BEGIN DATA PROVIDED

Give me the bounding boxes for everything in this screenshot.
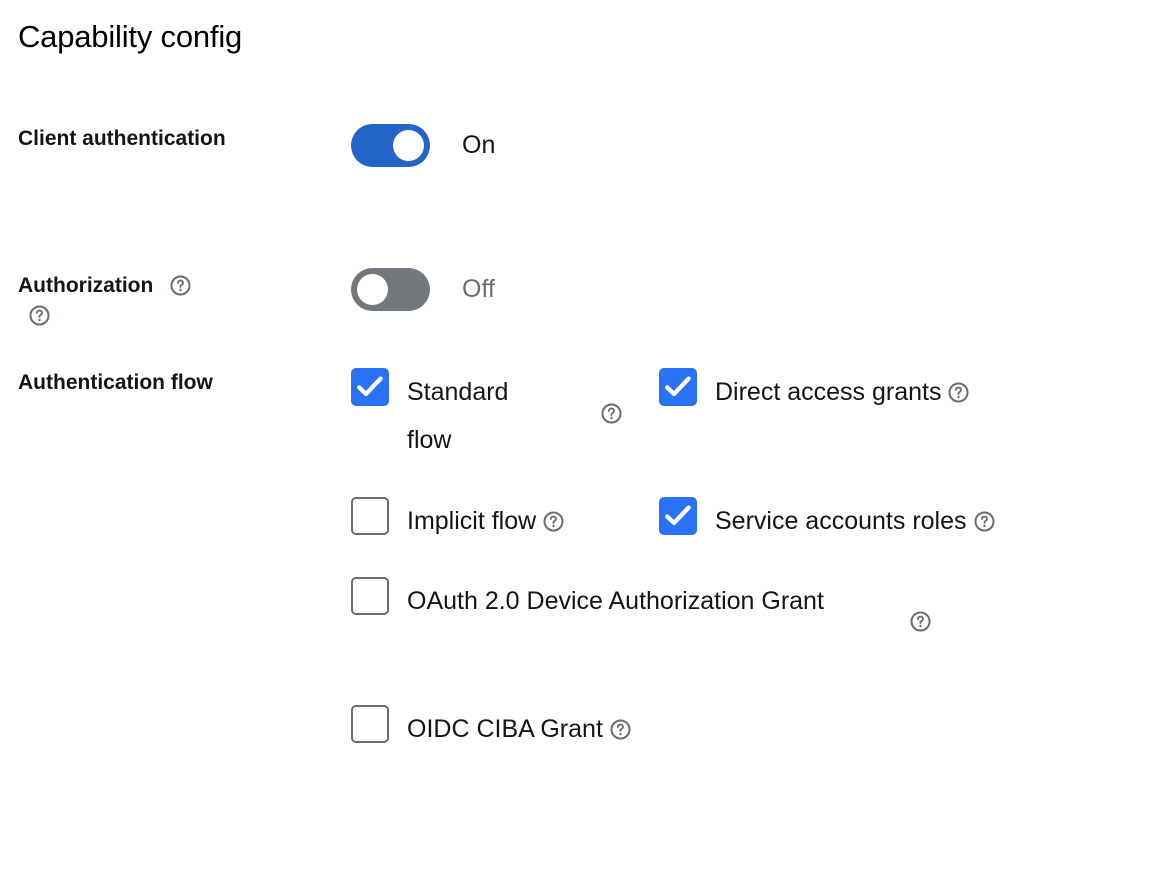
authorization-toggle[interactable] — [351, 268, 430, 311]
help-circle-icon[interactable] — [974, 511, 995, 532]
authorization-label-text: Authorization — [18, 274, 153, 297]
checkbox-item-service-accounts-roles[interactable]: Service accounts roles — [659, 497, 995, 545]
checkbox-label-oidc-ciba-grant: OIDC CIBA Grant — [407, 705, 631, 753]
checkbox-oidc-ciba-grant[interactable] — [351, 705, 389, 743]
help-circle-icon[interactable] — [601, 403, 622, 424]
toggle-knob — [393, 130, 424, 161]
help-circle-icon[interactable] — [543, 511, 564, 532]
checkbox-implicit-flow[interactable] — [351, 497, 389, 535]
checkbox-label-direct-access-grants: Direct access grants — [715, 368, 969, 416]
capability-config-page: Capability config Client authentication … — [0, 0, 1166, 878]
checkbox-item-standard-flow[interactable]: Standard flow — [351, 368, 552, 464]
checkbox-label-standard-flow: Standard flow — [407, 368, 552, 464]
client-authentication-value: On — [462, 133, 495, 158]
checkbox-label-text: Standard flow — [407, 368, 552, 464]
client-authentication-toggle-row: On — [351, 124, 495, 167]
help-circle-icon[interactable] — [610, 719, 631, 740]
page-title: Capability config — [18, 18, 242, 55]
checkbox-item-implicit-flow[interactable]: Implicit flow — [351, 497, 564, 545]
checkbox-label-implicit-flow: Implicit flow — [407, 497, 564, 545]
checkbox-label-text: OAuth 2.0 Device Authorization Grant — [407, 577, 867, 625]
client-authentication-label: Client authentication — [18, 124, 328, 154]
checkbox-item-oauth-device-authorization-grant[interactable]: OAuth 2.0 Device Authorization Grant — [351, 577, 867, 625]
help-circle-icon[interactable] — [170, 275, 191, 296]
authorization-toggle-row: Off — [351, 268, 495, 311]
checkbox-label-oauth-device-authorization-grant: OAuth 2.0 Device Authorization Grant — [407, 577, 867, 625]
checkbox-label-text: Implicit flow — [407, 497, 536, 545]
help-circle-icon[interactable] — [948, 382, 969, 403]
checkbox-label-service-accounts-roles: Service accounts roles — [715, 497, 995, 545]
checkbox-label-text: Direct access grants — [715, 368, 941, 416]
client-authentication-toggle[interactable] — [351, 124, 430, 167]
checkbox-service-accounts-roles[interactable] — [659, 497, 697, 535]
checkbox-item-oidc-ciba-grant[interactable]: OIDC CIBA Grant — [351, 705, 631, 753]
authorization-label: Authorization — [18, 271, 328, 301]
authentication-flow-label-text: Authentication flow — [18, 371, 213, 394]
client-authentication-label-text: Client authentication — [18, 127, 226, 150]
help-circle-icon[interactable] — [910, 611, 931, 632]
help-circle-icon[interactable] — [29, 305, 50, 326]
checkbox-label-text: OIDC CIBA Grant — [407, 705, 603, 753]
toggle-knob — [357, 274, 388, 305]
authentication-flow-label: Authentication flow — [18, 368, 328, 398]
checkbox-standard-flow[interactable] — [351, 368, 389, 406]
checkbox-label-text: Service accounts roles — [715, 497, 967, 545]
checkbox-oauth-device-authorization-grant[interactable] — [351, 577, 389, 615]
checkbox-item-direct-access-grants[interactable]: Direct access grants — [659, 368, 969, 416]
authorization-value: Off — [462, 277, 495, 302]
checkbox-direct-access-grants[interactable] — [659, 368, 697, 406]
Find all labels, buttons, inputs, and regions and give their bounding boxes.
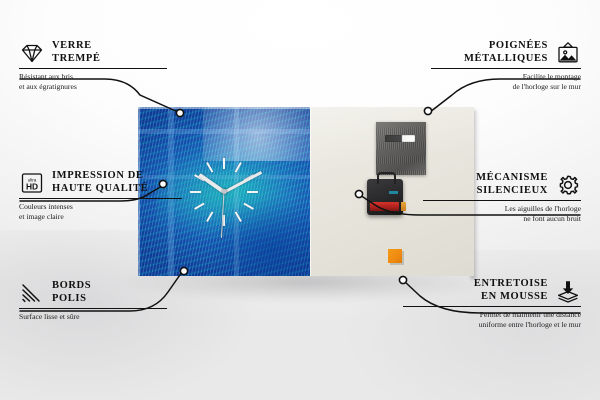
callout-title: POIGNÉES MÉTALLIQUES — [464, 40, 548, 65]
callout-divider — [431, 68, 581, 69]
infographic-canvas: VERRE TREMPÉ Résistant aux bris et aux é… — [0, 0, 600, 400]
callout-title-line1: MÉCANISME — [476, 172, 548, 185]
callout-desc-line2: de l'horloge sur le mur — [429, 82, 581, 92]
callout-desc-line1: Couleurs intenses — [19, 202, 184, 212]
callout-title-line2: MÉTALLIQUES — [464, 53, 548, 66]
callout-impression-haute-qualite: ultra HD IMPRESSION DE HAUTE QUALITÉ Cou… — [19, 170, 184, 221]
callout-poignees-metalliques: POIGNÉES MÉTALLIQUES Facilite le montage… — [429, 40, 581, 91]
callout-title-line1: IMPRESSION DE — [52, 170, 148, 183]
hanging-frame-icon — [555, 41, 581, 65]
callout-desc-line2: uniforme entre l'horloge et le mur — [401, 320, 581, 330]
callout-desc-line2: et image claire — [19, 212, 184, 222]
movement-contact — [389, 191, 398, 194]
callout-divider — [403, 306, 581, 307]
foam-spacer-icon — [555, 279, 581, 303]
callout-title-line1: ENTRETOISE — [474, 278, 548, 291]
callout-divider — [19, 68, 167, 69]
callout-title-line2: TREMPÉ — [52, 53, 101, 66]
callout-bords-polis: BORDS POLIS Surface lisse et sûre — [19, 280, 169, 322]
clock-movement — [367, 179, 403, 215]
callout-header: MÉCANISME SILENCIEUX — [421, 172, 581, 197]
callout-title-line2: POLIS — [52, 293, 91, 306]
callout-header: ultra HD IMPRESSION DE HAUTE QUALITÉ — [19, 170, 184, 195]
clock-center-hub — [222, 189, 227, 194]
callout-desc-line1: Facilite le montage — [429, 72, 581, 82]
callout-title: ENTRETOISE EN MOUSSE — [474, 278, 548, 303]
callout-header: VERRE TREMPÉ — [19, 40, 169, 65]
hanger-slot — [385, 135, 415, 142]
callout-title-line2: HAUTE QUALITÉ — [52, 183, 148, 196]
callout-title-line1: POIGNÉES — [464, 40, 548, 53]
polished-edge-top — [138, 107, 310, 109]
diamond-icon — [19, 41, 45, 65]
ultra-hd-icon: ultra HD — [19, 171, 45, 195]
callout-title: VERRE TREMPÉ — [52, 40, 101, 65]
polished-edges-icon — [19, 281, 45, 305]
svg-text:HD: HD — [26, 181, 38, 191]
callout-desc-line1: Surface lisse et sûre — [19, 312, 169, 322]
callout-header: POIGNÉES MÉTALLIQUES — [429, 40, 581, 65]
callout-divider — [19, 198, 182, 199]
hanger-plate — [376, 122, 426, 175]
callout-desc-line2: et aux égratignures — [19, 82, 169, 92]
callout-title-line1: VERRE — [52, 40, 101, 53]
callout-title-line2: SILENCIEUX — [476, 185, 548, 198]
callout-divider — [19, 308, 167, 309]
callout-title: BORDS POLIS — [52, 280, 91, 305]
callout-title: MÉCANISME SILENCIEUX — [476, 172, 548, 197]
callout-desc-line2: ne font aucun bruit — [421, 214, 581, 224]
movement-hook — [377, 172, 396, 184]
callout-title-line1: BORDS — [52, 280, 91, 293]
battery — [370, 202, 399, 211]
callout-title: IMPRESSION DE HAUTE QUALITÉ — [52, 170, 148, 195]
callout-desc-line1: Permet de maintenir une distance — [401, 310, 581, 320]
gear-icon — [555, 173, 581, 197]
callout-header: ENTRETOISE EN MOUSSE — [401, 278, 581, 303]
callout-desc-line1: Les aiguilles de l'horloge — [421, 204, 581, 214]
callout-entretoise-en-mousse: ENTRETOISE EN MOUSSE Permet de maintenir… — [401, 278, 581, 329]
callout-divider — [423, 200, 581, 201]
battery-terminal — [401, 202, 406, 211]
callout-title-line2: EN MOUSSE — [474, 291, 548, 304]
glass-highlight — [203, 107, 310, 161]
callout-verre-trempe: VERRE TREMPÉ Résistant aux bris et aux é… — [19, 40, 169, 91]
callout-desc-line1: Résistant aux bris — [19, 72, 169, 82]
foam-spacer — [388, 249, 402, 263]
callout-header: BORDS POLIS — [19, 280, 169, 305]
callout-mecanisme-silencieux: MÉCANISME SILENCIEUX Les aiguilles de l'… — [421, 172, 581, 223]
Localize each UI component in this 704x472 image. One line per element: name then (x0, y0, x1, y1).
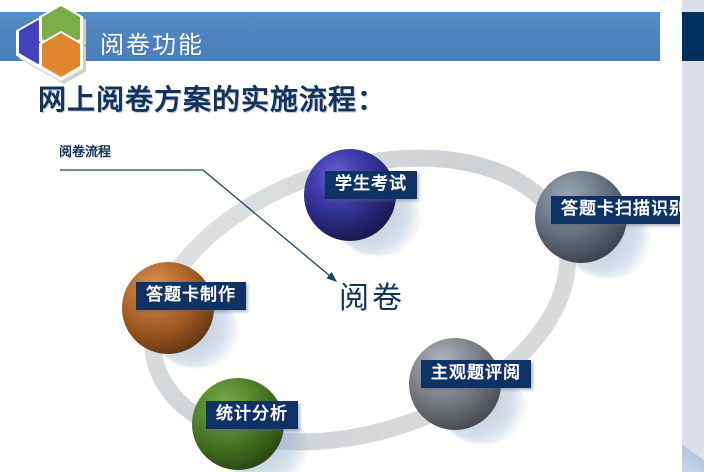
header-bar: 阅卷功能 (0, 12, 660, 61)
right-strip-header-block (682, 12, 704, 61)
callout-label: 阅卷流程 (59, 141, 111, 160)
header-title: 阅卷功能 (100, 25, 204, 60)
node-label-statistics[interactable]: 统计分析 (206, 401, 298, 429)
node-label-subjective[interactable]: 主观题评阅 (421, 360, 531, 388)
page-title: 网上阅卷方案的实施流程： (38, 78, 386, 118)
center-word: 阅卷 (339, 273, 405, 317)
header-bar-fill (0, 12, 660, 61)
node-label-card-make[interactable]: 答题卡制作 (136, 282, 246, 310)
node-label-scan-recognize[interactable]: 答题卡扫描识别 (551, 196, 697, 224)
hexagon-logo (8, 2, 94, 76)
slide-canvas: 学生考试 答题卡扫描识别 答题卡制作 主观题评阅 统计分析 阅卷 阅卷流程 网上… (0, 0, 704, 472)
right-strip (682, 0, 704, 472)
right-strip-accent (682, 426, 704, 472)
node-label-student-exam[interactable]: 学生考试 (325, 171, 417, 199)
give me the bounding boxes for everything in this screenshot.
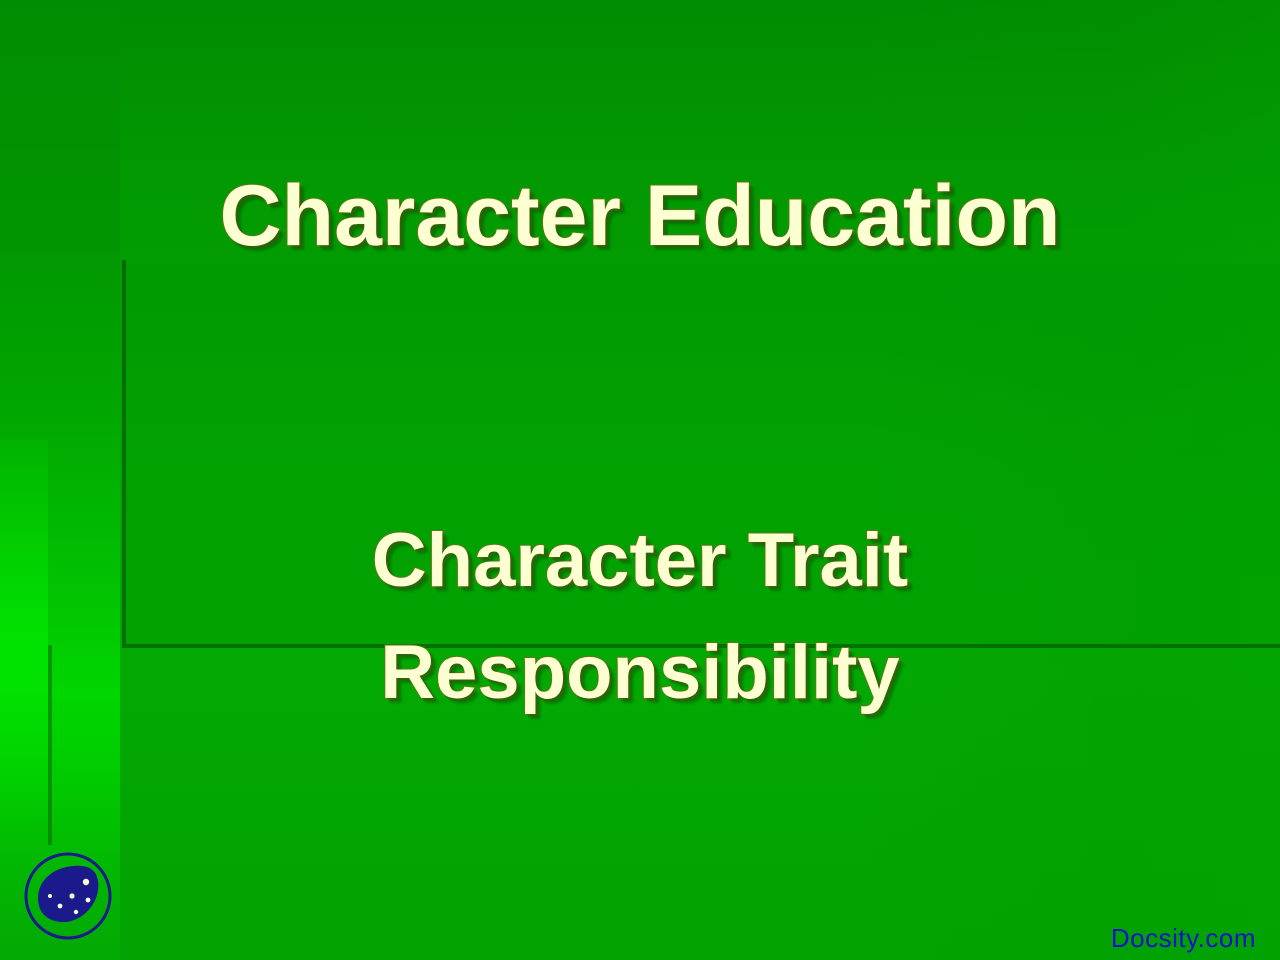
- slide-subtitle-line-1: Character Trait: [0, 518, 1280, 604]
- slide-subtitle-line-2: Responsibility: [0, 630, 1280, 716]
- blue-circular-seal-logo-icon: [24, 852, 112, 940]
- presentation-slide: Character Education Character Trait Resp…: [0, 0, 1280, 960]
- docsity-watermark: Docsity.com: [1111, 923, 1256, 954]
- slide-title: Character Education: [0, 168, 1280, 264]
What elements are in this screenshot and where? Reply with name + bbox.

END DATA PROVIDED

◆ **PROBLEM REQUIREMENTS**:
Could you give the lines of the material from the line with "- slide-subtitle-line-1: Character" through the end as a JSON list of strings, one string per line, with blank lines left out?

◆ **CORRECT ANSWER**:
[
  "- slide-subtitle-line-1: Character Trait: [0, 518, 1280, 604]",
  "- slide-subtitle-line-2: Responsibility: [0, 630, 1280, 716]",
  "- blue-circular-seal-logo-icon: [24, 852, 112, 940]",
  "- presentation-slide: Character Education Character Trait Resp…: [0, 0, 1280, 960]",
  "- docsity-watermark: Docsity.com: [1111, 923, 1256, 954]",
  "- slide-title: Character Education: [0, 168, 1280, 264]",
  "What elements are in this screenshot and where? Reply with name + bbox."
]